* start RECORDS TO PROCESS *

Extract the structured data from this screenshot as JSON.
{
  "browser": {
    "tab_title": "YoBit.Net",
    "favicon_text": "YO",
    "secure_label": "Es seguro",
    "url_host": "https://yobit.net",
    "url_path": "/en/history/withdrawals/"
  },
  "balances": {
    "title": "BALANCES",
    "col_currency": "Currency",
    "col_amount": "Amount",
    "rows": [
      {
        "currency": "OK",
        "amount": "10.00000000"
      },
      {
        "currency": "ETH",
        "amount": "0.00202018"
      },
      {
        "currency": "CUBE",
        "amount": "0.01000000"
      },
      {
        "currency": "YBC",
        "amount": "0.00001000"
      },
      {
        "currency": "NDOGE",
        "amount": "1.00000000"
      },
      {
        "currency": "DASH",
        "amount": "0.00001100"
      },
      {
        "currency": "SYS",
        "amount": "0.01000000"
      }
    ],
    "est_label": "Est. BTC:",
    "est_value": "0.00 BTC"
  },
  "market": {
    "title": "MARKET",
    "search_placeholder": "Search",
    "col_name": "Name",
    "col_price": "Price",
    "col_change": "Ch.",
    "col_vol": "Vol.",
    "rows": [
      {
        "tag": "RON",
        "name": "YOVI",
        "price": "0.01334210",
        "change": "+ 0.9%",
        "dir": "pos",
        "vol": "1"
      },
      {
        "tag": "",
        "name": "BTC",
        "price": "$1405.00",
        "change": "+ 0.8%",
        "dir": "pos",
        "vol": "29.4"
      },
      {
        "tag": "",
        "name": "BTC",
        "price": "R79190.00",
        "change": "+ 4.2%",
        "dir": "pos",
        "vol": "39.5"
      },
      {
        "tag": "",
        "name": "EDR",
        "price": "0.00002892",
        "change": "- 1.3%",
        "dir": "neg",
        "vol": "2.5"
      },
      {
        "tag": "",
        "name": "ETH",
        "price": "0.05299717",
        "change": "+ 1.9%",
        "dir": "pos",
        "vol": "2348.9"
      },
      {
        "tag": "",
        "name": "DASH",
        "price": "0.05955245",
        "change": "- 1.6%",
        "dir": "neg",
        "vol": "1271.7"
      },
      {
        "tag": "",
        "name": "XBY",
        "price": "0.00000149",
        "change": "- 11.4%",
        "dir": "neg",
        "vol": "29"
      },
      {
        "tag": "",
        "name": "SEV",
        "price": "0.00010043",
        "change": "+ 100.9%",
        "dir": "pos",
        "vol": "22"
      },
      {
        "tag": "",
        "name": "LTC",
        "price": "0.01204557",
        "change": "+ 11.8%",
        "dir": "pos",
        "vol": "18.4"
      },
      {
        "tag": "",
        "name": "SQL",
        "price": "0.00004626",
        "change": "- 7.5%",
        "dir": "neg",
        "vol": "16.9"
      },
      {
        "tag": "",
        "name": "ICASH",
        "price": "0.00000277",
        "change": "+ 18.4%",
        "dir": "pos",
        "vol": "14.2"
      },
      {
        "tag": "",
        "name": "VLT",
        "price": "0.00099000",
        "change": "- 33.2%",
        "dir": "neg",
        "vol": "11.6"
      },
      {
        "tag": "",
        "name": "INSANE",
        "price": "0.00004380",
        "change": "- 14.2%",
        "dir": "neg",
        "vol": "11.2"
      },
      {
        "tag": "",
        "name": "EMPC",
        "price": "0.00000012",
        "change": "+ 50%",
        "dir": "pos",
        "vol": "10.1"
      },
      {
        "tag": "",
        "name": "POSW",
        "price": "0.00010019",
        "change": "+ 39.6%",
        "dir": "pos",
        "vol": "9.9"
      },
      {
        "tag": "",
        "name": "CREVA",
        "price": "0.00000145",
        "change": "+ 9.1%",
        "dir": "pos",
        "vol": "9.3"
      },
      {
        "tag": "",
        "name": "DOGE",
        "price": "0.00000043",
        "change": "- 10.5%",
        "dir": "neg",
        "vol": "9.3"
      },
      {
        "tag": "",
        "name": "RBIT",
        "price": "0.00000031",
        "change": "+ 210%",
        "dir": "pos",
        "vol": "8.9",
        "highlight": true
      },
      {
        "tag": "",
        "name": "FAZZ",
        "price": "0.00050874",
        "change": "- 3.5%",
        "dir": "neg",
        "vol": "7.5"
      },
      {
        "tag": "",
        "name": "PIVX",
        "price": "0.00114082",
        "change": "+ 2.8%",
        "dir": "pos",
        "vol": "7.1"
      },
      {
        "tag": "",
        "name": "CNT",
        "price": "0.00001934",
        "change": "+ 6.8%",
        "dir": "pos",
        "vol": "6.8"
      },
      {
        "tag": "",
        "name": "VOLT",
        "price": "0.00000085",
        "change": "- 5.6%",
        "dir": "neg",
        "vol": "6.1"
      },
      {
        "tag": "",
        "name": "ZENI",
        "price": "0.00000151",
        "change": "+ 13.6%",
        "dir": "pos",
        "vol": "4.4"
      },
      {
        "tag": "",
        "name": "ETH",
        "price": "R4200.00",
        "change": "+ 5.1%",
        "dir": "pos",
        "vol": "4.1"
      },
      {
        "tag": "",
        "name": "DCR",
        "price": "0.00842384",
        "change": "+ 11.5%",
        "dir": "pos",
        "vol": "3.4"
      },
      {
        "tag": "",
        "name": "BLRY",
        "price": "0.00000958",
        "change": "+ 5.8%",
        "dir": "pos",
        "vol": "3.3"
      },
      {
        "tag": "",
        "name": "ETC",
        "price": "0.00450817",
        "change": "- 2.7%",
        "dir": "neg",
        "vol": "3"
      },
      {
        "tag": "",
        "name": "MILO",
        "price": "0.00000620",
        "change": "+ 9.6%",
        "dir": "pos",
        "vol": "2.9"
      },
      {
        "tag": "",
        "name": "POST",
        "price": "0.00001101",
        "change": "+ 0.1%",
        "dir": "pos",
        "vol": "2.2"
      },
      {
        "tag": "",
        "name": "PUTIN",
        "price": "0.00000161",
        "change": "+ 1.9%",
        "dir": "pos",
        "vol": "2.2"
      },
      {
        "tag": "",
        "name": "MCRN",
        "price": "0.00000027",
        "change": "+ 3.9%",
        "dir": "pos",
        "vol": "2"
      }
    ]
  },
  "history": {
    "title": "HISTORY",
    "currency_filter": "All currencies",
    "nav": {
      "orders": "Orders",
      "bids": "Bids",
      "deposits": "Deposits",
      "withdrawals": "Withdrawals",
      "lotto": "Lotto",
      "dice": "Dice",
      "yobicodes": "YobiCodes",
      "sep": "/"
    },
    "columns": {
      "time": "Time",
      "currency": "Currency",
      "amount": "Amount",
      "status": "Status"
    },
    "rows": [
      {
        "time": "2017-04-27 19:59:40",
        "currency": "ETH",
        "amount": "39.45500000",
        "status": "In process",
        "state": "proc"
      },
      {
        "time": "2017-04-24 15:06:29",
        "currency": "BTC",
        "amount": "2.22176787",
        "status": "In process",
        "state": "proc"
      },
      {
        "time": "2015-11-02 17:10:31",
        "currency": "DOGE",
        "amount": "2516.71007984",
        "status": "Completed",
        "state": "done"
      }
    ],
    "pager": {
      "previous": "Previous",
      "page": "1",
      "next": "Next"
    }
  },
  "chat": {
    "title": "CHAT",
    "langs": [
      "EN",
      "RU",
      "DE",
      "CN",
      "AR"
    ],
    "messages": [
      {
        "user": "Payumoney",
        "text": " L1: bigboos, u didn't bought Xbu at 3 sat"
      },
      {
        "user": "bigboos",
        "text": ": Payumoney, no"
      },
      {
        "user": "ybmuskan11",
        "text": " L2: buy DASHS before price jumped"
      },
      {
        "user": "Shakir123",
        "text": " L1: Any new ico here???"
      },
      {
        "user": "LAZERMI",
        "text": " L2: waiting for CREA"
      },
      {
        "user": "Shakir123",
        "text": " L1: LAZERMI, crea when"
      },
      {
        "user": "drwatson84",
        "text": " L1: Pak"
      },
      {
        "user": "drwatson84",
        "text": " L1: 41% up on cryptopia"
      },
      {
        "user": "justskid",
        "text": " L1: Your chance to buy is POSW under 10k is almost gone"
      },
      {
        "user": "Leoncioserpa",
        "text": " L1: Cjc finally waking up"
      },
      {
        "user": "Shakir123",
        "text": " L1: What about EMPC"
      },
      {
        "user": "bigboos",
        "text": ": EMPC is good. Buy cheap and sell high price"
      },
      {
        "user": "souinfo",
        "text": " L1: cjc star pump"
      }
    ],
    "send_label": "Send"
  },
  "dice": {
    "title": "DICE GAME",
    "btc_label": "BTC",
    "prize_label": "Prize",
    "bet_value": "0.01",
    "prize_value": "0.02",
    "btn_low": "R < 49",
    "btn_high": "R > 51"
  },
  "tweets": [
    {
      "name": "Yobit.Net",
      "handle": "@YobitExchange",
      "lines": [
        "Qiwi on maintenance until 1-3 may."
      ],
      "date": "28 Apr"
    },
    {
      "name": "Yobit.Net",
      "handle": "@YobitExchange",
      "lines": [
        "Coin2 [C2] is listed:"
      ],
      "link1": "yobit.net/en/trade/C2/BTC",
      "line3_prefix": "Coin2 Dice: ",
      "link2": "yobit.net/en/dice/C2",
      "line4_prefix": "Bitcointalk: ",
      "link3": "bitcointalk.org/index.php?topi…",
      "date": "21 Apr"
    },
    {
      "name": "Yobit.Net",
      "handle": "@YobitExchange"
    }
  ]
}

* end RECORDS TO PROCESS *

» WRITTEN REQUEST
Each line above that includes "LAZERMI" should be shown.

» FINISHED ANSWER
        "user": "LAZERMI",
        "text": " L1: LAZERMI, crea when"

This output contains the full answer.